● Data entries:
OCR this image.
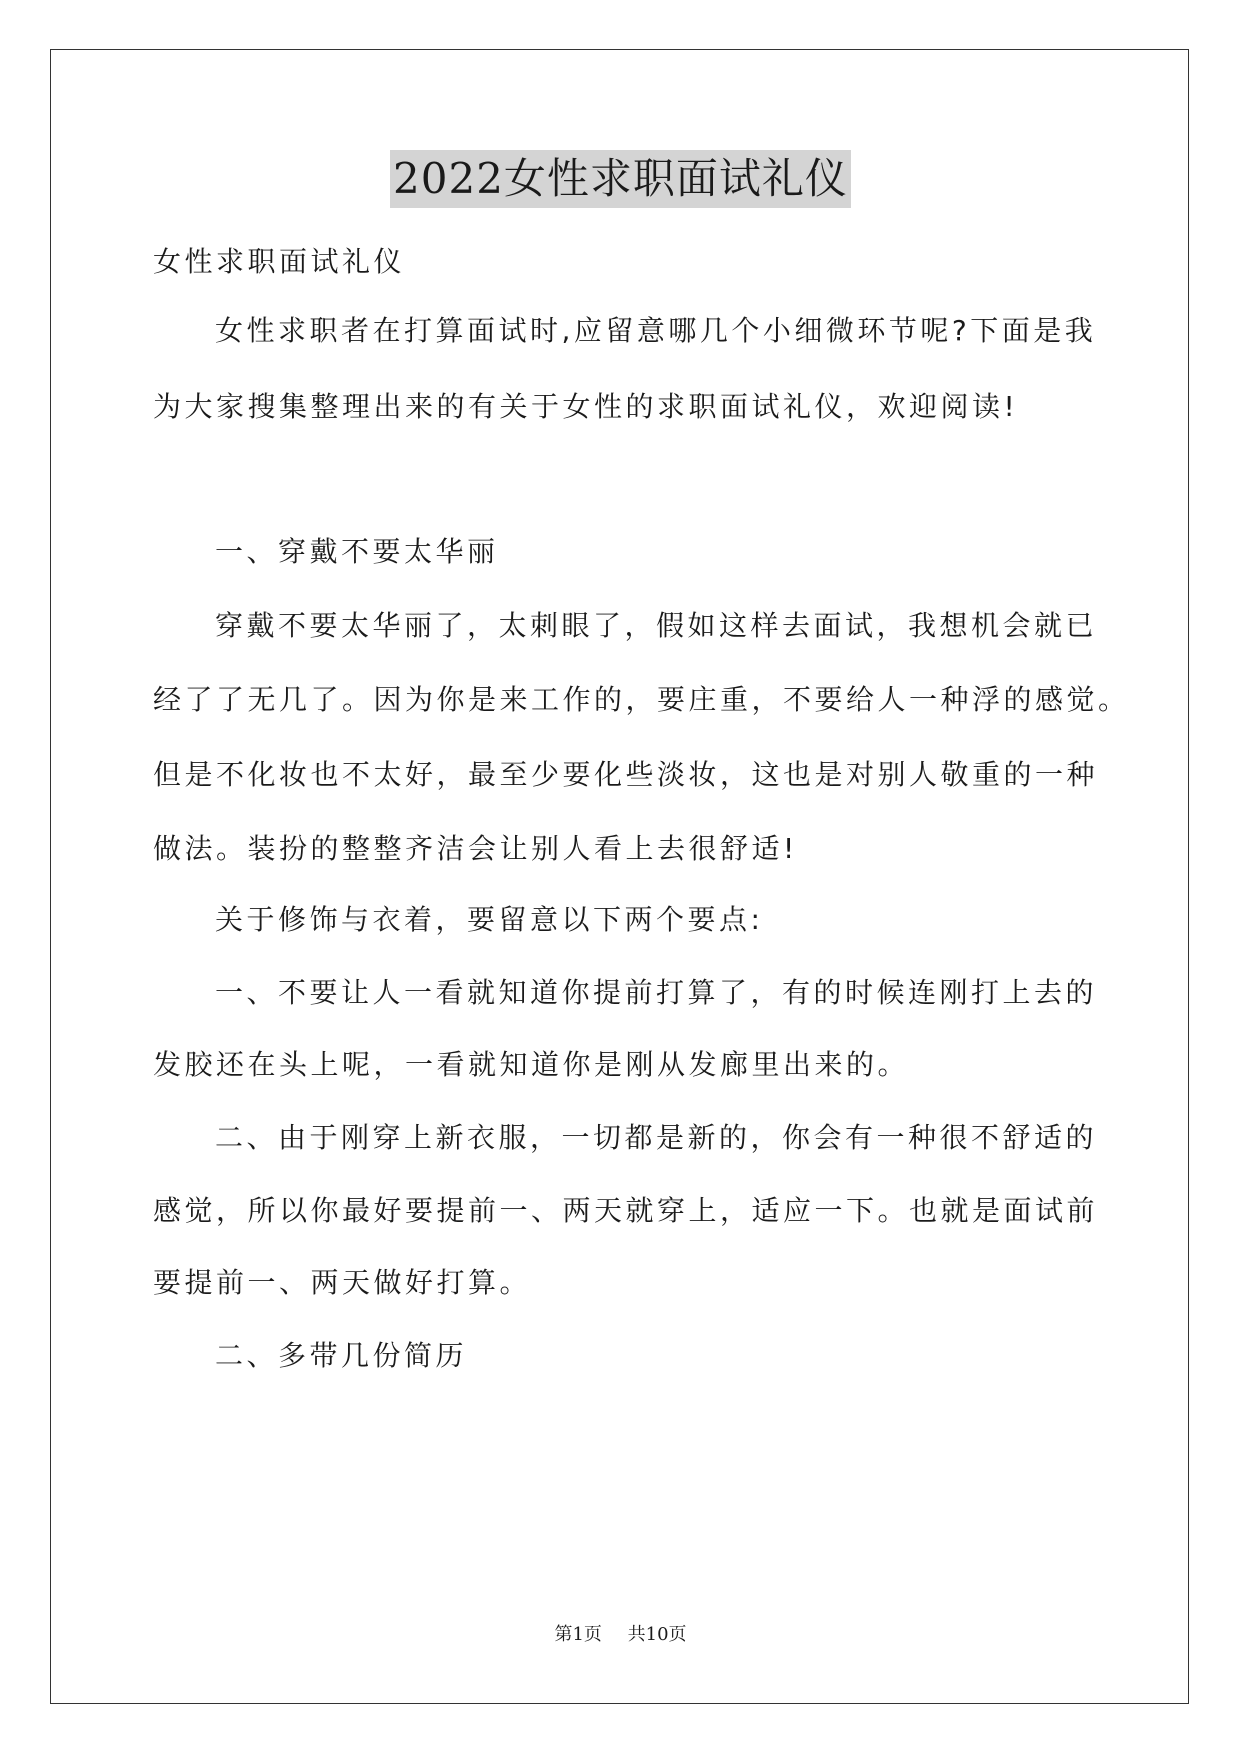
2022女性求职面试礼仪
女性求职面试礼仪
女性求职者在打算面试时,应留意哪几个小细微环节呢?下面是我
为大家搜集整理出来的有关于女性的求职面试礼仪，欢迎阅读!
一、穿戴不要太华丽
穿戴不要太华丽了，太刺眼了，假如这样去面试，我想机会就已
经了了无几了。因为你是来工作的，要庄重，不要给人一种浮的感觉。
但是不化妆也不太好，最至少要化些淡妆，这也是对别人敬重的一种
做法。装扮的整整齐洁会让别人看上去很舒适!
关于修饰与衣着，要留意以下两个要点:
一、不要让人一看就知道你提前打算了，有的时候连刚打上去的
发胶还在头上呢，一看就知道你是刚从发廊里出来的。
二、由于刚穿上新衣服，一切都是新的，你会有一种很不舒适的
感觉，所以你最好要提前一、两天就穿上，适应一下。也就是面试前
要提前一、两天做好打算。
二、多带几份简历
第1页 共10页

● WHAT TO WORK ON:
Every line is to be duplicated exactly, though pictures stay out.

● THE RESULT:
OCR this image.
2022女性求职面试礼仪
女性求职面试礼仪
女性求职者在打算面试时,应留意哪几个小细微环节呢?下面是我
为大家搜集整理出来的有关于女性的求职面试礼仪，欢迎阅读!
一、穿戴不要太华丽
穿戴不要太华丽了，太刺眼了，假如这样去面试，我想机会就已
经了了无几了。因为你是来工作的，要庄重，不要给人一种浮的感觉。
但是不化妆也不太好，最至少要化些淡妆，这也是对别人敬重的一种
做法。装扮的整整齐洁会让别人看上去很舒适!
关于修饰与衣着，要留意以下两个要点:
一、不要让人一看就知道你提前打算了，有的时候连刚打上去的
发胶还在头上呢，一看就知道你是刚从发廊里出来的。
二、由于刚穿上新衣服，一切都是新的，你会有一种很不舒适的
感觉，所以你最好要提前一、两天就穿上，适应一下。也就是面试前
要提前一、两天做好打算。
二、多带几份简历
第1页 共10页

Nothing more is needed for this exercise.